#### The data:
:::
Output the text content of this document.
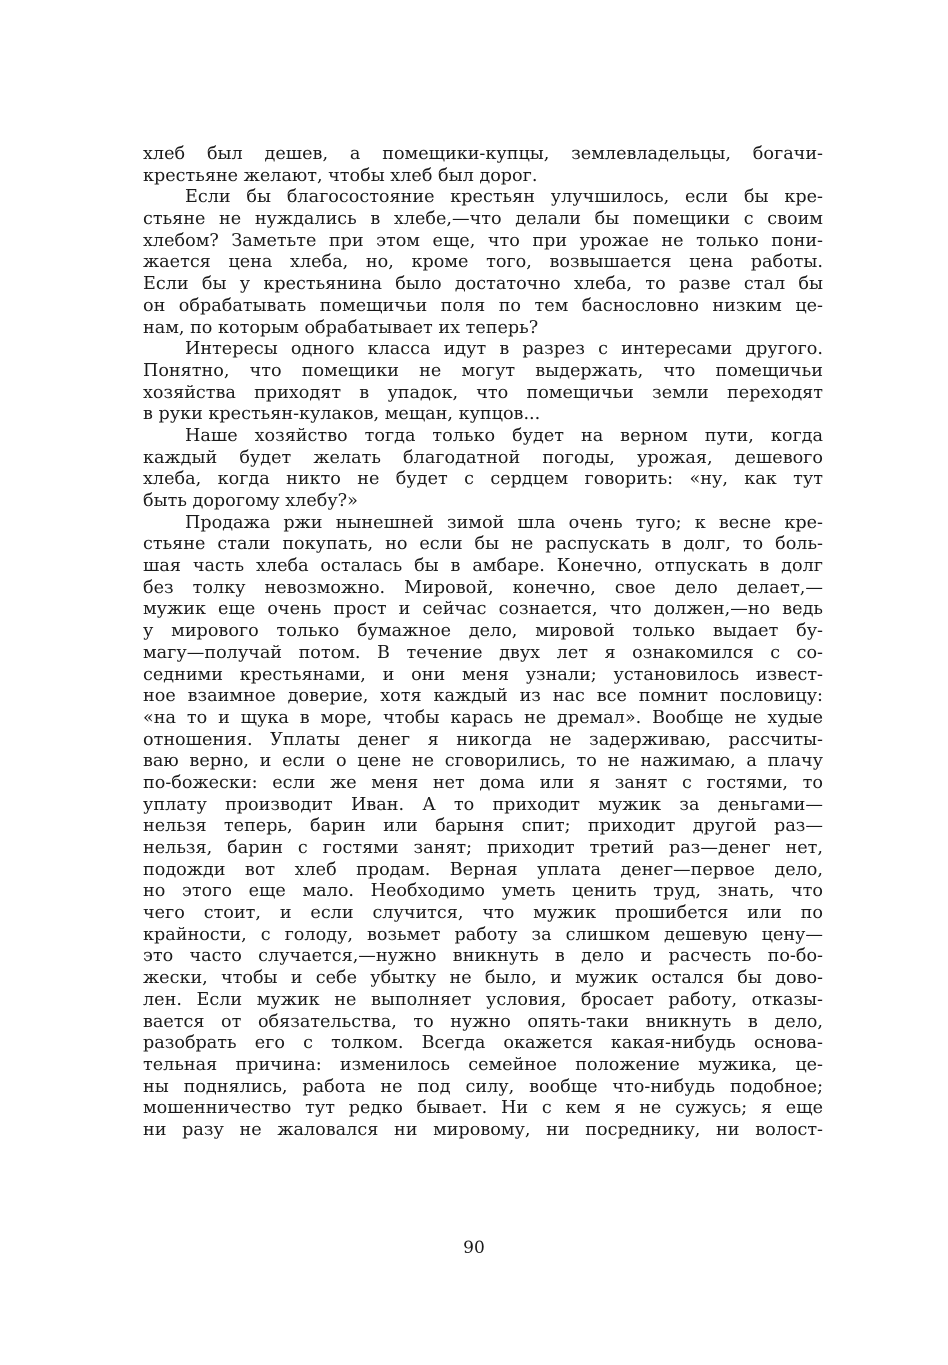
хлеб был дешев, а помещики-купцы, землевладельцы, богачи-
крестьяне желают, чтобы хлеб был дорог.
Если бы благосостояние крестьян улучшилось, если бы кре-
стьяне не нуждались в хлебе,—что делали бы помещики с своим
хлебом? Заметьте при этом еще, что при урожае не только пони-
жается цена хлеба, но, кроме того, возвышается цена работы.
Если бы у крестьянина было достаточно хлеба, то разве стал бы
он обрабатывать помещичьи поля по тем баснословно низким це-
нам, по которым обрабатывает их теперь?
Интересы одного класса идут в разрез с интересами другого.
Понятно, что помещики не могут выдержать, что помещичьи
хозяйства приходят в упадок, что помещичьи земли переходят
в руки крестьян-кулаков, мещан, купцов...
Наше хозяйство тогда только будет на верном пути, когда
каждый будет желать благодатной погоды, урожая, дешевого
хлеба, когда никто не будет с сердцем говорить: «ну, как тут
быть дорогому хлебу?»
Продажа ржи нынешней зимой шла очень туго; к весне кре-
стьяне стали покупать, но если бы не распускать в долг, то боль-
шая часть хлеба осталась бы в амбаре. Конечно, отпускать в долг
без толку невозможно. Мировой, конечно, свое дело делает,—
мужик еще очень прост и сейчас сознается, что должен,—но ведь
у мирового только бумажное дело, мировой только выдает бу-
магу—получай потом. В течение двух лет я ознакомился с со-
седними крестьянами, и они меня узнали; установилось извест-
ное взаимное доверие, хотя каждый из нас все помнит пословицу:
«на то и щука в море, чтобы карась не дремал». Вообще не худые
отношения. Уплаты денег я никогда не задерживаю, рассчиты-
ваю верно, и если о цене не сговорились, то не нажимаю, а плачу
по-божески: если же меня нет дома или я занят с гостями, то
уплату производит Иван. А то приходит мужик за деньгами—
нельзя теперь, барин или барыня спит; приходит другой раз—
нельзя, барин с гостями занят; приходит третий раз—денег нет,
подожди вот хлеб продам. Верная уплата денег—первое дело,
но этого еще мало. Необходимо уметь ценить труд, знать, что
чего стоит, и если случится, что мужик прошибется или по
крайности, с голоду, возьмет работу за слишком дешевую цену—
это часто случается,—нужно вникнуть в дело и расчесть по-бо-
жески, чтобы и себе убытку не было, и мужик остался бы дово-
лен. Если мужик не выполняет условия, бросает работу, отказы-
вается от обязательства, то нужно опять-таки вникнуть в дело,
разобрать его с толком. Всегда окажется какая-нибудь основа-
тельная причина: изменилось семейное положение мужика, це-
ны поднялись, работа не под силу, вообще что-нибудь подобное;
мошенничество тут редко бывает. Ни с кем я не сужусь; я еще
ни разу не жаловался ни мировому, ни посреднику, ни волост-
90
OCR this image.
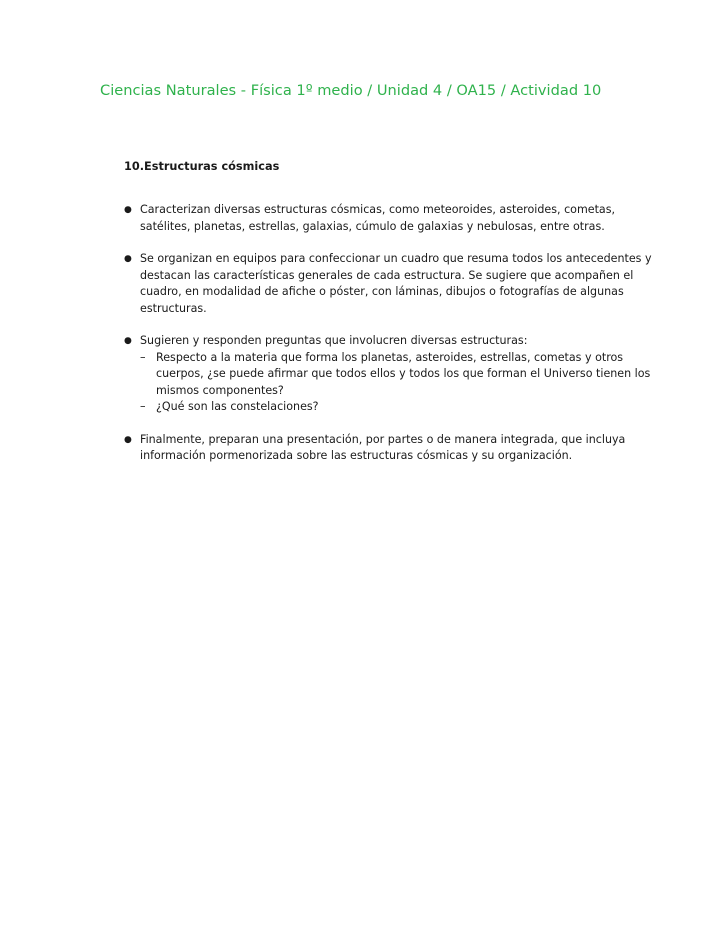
Ciencias Naturales - Física 1º medio / Unidad 4 / OA15 / Actividad 10
10.Estructuras cósmicas
● Caracterizan diversas estructuras cósmicas, como meteoroides, asteroides, cometas, satélites, planetas, estrellas, galaxias, cúmulo de galaxias y nebulosas, entre otras.
● Se organizan en equipos para confeccionar un cuadro que resuma todos los antecedentes y destacan las características generales de cada estructura. Se sugiere que acompañen el cuadro, en modalidad de afiche o póster, con láminas, dibujos o fotografías de algunas estructuras.
● Sugieren y responden preguntas que involucren diversas estructuras:
– Respecto a la materia que forma los planetas, asteroides, estrellas, cometas y otros cuerpos, ¿se puede afirmar que todos ellos y todos los que forman el Universo tienen los mismos componentes?
– ¿Qué son las constelaciones?
● Finalmente, preparan una presentación, por partes o de manera integrada, que incluya información pormenorizada sobre las estructuras cósmicas y su organización.
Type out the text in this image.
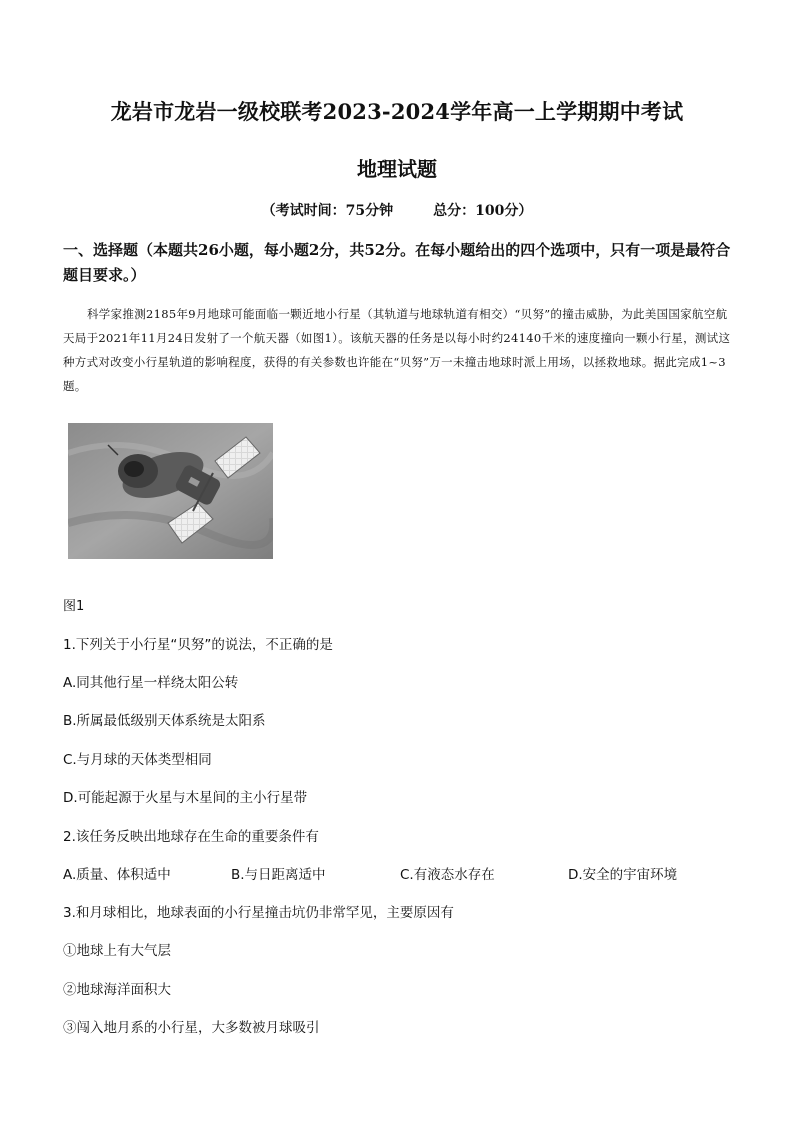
龙岩市龙岩一级校联考2023-2024学年高一上学期期中考试
地理试题
（考试时间：75分钟	总分：100分）
一、选择题（本题共26小题，每小题2分，共52分。在每小题给出的四个选项中，只有一项是最符合题目要求。）
科学家推测2185年9月地球可能面临一颗近地小行星（其轨道与地球轨道有相交）“贝努”的撞击威胁，为此美国国家航空航天局于2021年11月24日发射了一个航天器（如图1）。该航天器的任务是以每小时约24140千米的速度撞向一颗小行星，测试这种方式对改变小行星轨道的影响程度，获得的有关参数也许能在“贝努”万一未撞击地球时派上用场，以拯救地球。据此完成1~3题。
图1
1.下列关于小行星“贝努”的说法，不正确的是
A.同其他行星一样绕太阳公转
B.所属最低级别天体系统是太阳系
C.与月球的天体类型相同
D.可能起源于火星与木星间的主小行星带
2.该任务反映出地球存在生命的重要条件有
A.质量、体积适中	B.与日距离适中	C.有液态水存在	D.安全的宇宙环境
3.和月球相比，地球表面的小行星撞击坑仍非常罕见，主要原因有
①地球上有大气层
②地球海洋面积大
③闯入地月系的小行星，大多数被月球吸引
:::
#### Task goal:
Leave out the pictures and output the rest of the material exactly as written.

#### The result:
Output the text content of this document.
хлеб был дешев, а помещики-купцы, землевладельцы, богачи-
крестьяне желают, чтобы хлеб был дорог.
Если бы благосостояние крестьян улучшилось, если бы кре-
стьяне не нуждались в хлебе,—что делали бы помещики с своим
хлебом? Заметьте при этом еще, что при урожае не только пони-
жается цена хлеба, но, кроме того, возвышается цена работы.
Если бы у крестьянина было достаточно хлеба, то разве стал бы
он обрабатывать помещичьи поля по тем баснословно низким це-
нам, по которым обрабатывает их теперь?
Интересы одного класса идут в разрез с интересами другого.
Понятно, что помещики не могут выдержать, что помещичьи
хозяйства приходят в упадок, что помещичьи земли переходят
в руки крестьян-кулаков, мещан, купцов...
Наше хозяйство тогда только будет на верном пути, когда
каждый будет желать благодатной погоды, урожая, дешевого
хлеба, когда никто не будет с сердцем говорить: «ну, как тут
быть дорогому хлебу?»
Продажа ржи нынешней зимой шла очень туго; к весне кре-
стьяне стали покупать, но если бы не распускать в долг, то боль-
шая часть хлеба осталась бы в амбаре. Конечно, отпускать в долг
без толку невозможно. Мировой, конечно, свое дело делает,—
мужик еще очень прост и сейчас сознается, что должен,—но ведь
у мирового только бумажное дело, мировой только выдает бу-
магу—получай потом. В течение двух лет я ознакомился с со-
седними крестьянами, и они меня узнали; установилось извест-
ное взаимное доверие, хотя каждый из нас все помнит пословицу:
«на то и щука в море, чтобы карась не дремал». Вообще не худые
отношения. Уплаты денег я никогда не задерживаю, рассчиты-
ваю верно, и если о цене не сговорились, то не нажимаю, а плачу
по-божески: если же меня нет дома или я занят с гостями, то
уплату производит Иван. А то приходит мужик за деньгами—
нельзя теперь, барин или барыня спит; приходит другой раз—
нельзя, барин с гостями занят; приходит третий раз—денег нет,
подожди вот хлеб продам. Верная уплата денег—первое дело,
но этого еще мало. Необходимо уметь ценить труд, знать, что
чего стоит, и если случится, что мужик прошибется или по
крайности, с голоду, возьмет работу за слишком дешевую цену—
это часто случается,—нужно вникнуть в дело и расчесть по-бо-
жески, чтобы и себе убытку не было, и мужик остался бы дово-
лен. Если мужик не выполняет условия, бросает работу, отказы-
вается от обязательства, то нужно опять-таки вникнуть в дело,
разобрать его с толком. Всегда окажется какая-нибудь основа-
тельная причина: изменилось семейное положение мужика, це-
ны поднялись, работа не под силу, вообще что-нибудь подобное;
мошенничество тут редко бывает. Ни с кем я не сужусь; я еще
ни разу не жаловался ни мировому, ни посреднику, ни волост-
90
OCR this image.
Ciencias Naturales - Física 1º medio / Unidad 4 / OA15 / Actividad 10
10.Estructuras cósmicas
● Caracterizan diversas estructuras cósmicas, como meteoroides, asteroides, cometas, satélites, planetas, estrellas, galaxias, cúmulo de galaxias y nebulosas, entre otras.
● Se organizan en equipos para confeccionar un cuadro que resuma todos los antecedentes y destacan las características generales de cada estructura. Se sugiere que acompañen el cuadro, en modalidad de afiche o póster, con láminas, dibujos o fotografías de algunas estructuras.
● Sugieren y responden preguntas que involucren diversas estructuras:
– Respecto a la materia que forma los planetas, asteroides, estrellas, cometas y otros cuerpos, ¿se puede afirmar que todos ellos y todos los que forman el Universo tienen los mismos componentes?
– ¿Qué son las constelaciones?
● Finalmente, preparan una presentación, por partes o de manera integrada, que incluya información pormenorizada sobre las estructuras cósmicas y su organización.
Type out the text in this image.
龙岩市龙岩一级校联考2023-2024学年高一上学期期中考试
地理试题
（考试时间：75分钟	总分：100分）
一、选择题（本题共26小题，每小题2分，共52分。在每小题给出的四个选项中，只有一项是最符合题目要求。）
科学家推测2185年9月地球可能面临一颗近地小行星（其轨道与地球轨道有相交）“贝努”的撞击威胁，为此美国国家航空航天局于2021年11月24日发射了一个航天器（如图1）。该航天器的任务是以每小时约24140千米的速度撞向一颗小行星，测试这种方式对改变小行星轨道的影响程度，获得的有关参数也许能在“贝努”万一未撞击地球时派上用场，以拯救地球。据此完成1~3题。
图1
1.下列关于小行星“贝努”的说法，不正确的是
A.同其他行星一样绕太阳公转
B.所属最低级别天体系统是太阳系
C.与月球的天体类型相同
D.可能起源于火星与木星间的主小行星带
2.该任务反映出地球存在生命的重要条件有
A.质量、体积适中	B.与日距离适中	C.有液态水存在	D.安全的宇宙环境
3.和月球相比，地球表面的小行星撞击坑仍非常罕见，主要原因有
①地球上有大气层
②地球海洋面积大
③闯入地月系的小行星，大多数被月球吸引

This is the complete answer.